Stored data entries
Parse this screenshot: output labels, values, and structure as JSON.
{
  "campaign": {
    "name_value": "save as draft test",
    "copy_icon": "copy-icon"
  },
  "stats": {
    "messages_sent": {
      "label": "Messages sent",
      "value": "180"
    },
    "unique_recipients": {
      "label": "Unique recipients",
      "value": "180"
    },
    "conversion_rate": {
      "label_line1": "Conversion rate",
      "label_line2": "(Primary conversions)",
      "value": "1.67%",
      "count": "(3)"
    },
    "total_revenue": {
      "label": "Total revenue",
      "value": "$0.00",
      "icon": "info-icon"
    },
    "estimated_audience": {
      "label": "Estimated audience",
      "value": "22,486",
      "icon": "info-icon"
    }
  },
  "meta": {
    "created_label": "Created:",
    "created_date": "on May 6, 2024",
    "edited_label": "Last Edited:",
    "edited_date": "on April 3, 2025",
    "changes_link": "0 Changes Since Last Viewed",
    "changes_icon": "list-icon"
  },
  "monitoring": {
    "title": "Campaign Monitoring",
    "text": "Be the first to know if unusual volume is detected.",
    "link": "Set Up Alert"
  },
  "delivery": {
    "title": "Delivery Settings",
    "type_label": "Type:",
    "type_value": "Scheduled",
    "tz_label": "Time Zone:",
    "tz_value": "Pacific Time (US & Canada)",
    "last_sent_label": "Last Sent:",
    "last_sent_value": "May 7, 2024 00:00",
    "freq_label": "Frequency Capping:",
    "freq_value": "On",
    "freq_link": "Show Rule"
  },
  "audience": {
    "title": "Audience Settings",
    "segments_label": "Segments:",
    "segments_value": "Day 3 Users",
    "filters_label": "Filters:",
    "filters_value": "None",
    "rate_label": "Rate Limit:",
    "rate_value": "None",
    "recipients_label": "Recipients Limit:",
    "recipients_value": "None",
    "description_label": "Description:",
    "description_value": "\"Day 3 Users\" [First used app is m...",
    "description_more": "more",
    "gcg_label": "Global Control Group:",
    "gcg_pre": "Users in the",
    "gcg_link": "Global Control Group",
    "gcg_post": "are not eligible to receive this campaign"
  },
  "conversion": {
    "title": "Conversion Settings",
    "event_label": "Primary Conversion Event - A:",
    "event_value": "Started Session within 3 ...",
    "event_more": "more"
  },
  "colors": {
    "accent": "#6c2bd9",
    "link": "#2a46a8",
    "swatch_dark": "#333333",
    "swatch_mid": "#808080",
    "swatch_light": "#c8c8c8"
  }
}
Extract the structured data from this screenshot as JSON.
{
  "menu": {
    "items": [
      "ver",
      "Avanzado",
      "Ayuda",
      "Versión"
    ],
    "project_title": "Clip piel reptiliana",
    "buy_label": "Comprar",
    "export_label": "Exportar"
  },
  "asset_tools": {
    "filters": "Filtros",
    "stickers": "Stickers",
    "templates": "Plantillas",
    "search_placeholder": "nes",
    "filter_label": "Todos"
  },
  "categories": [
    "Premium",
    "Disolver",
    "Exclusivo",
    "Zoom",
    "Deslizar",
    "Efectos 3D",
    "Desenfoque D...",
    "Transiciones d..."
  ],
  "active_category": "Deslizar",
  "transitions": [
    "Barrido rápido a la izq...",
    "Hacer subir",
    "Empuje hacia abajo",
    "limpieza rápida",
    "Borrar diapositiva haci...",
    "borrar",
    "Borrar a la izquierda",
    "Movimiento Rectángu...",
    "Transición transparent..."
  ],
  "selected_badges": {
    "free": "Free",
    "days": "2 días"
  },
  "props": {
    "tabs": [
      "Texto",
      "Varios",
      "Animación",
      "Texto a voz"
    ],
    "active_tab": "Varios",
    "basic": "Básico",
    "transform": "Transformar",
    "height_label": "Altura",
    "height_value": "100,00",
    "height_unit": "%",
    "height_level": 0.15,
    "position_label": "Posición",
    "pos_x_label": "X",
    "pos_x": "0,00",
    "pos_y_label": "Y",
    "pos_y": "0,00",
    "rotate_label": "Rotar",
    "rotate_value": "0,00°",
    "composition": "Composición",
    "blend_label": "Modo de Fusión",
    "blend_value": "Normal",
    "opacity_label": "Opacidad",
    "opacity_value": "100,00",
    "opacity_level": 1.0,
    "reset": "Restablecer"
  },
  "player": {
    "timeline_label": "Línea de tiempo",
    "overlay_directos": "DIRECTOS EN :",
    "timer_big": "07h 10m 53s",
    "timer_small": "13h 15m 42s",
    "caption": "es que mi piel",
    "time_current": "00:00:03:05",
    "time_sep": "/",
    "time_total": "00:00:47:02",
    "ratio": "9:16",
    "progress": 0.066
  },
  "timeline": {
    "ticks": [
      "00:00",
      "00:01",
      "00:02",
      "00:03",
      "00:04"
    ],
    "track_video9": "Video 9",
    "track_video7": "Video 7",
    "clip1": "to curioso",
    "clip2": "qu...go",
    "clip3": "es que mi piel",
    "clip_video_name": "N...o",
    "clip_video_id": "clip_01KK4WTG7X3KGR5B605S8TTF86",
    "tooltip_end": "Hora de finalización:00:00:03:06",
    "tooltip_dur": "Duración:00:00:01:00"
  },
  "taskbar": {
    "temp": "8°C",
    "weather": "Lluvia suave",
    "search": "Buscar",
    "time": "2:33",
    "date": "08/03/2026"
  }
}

** EXERCISE **
Single out each line of the records above with the string "Limit" in it, and copy it.

** TASK RESULT **
    "rate_label": "Rate Limit:",
    "recipients_label": "Recipients Limit:",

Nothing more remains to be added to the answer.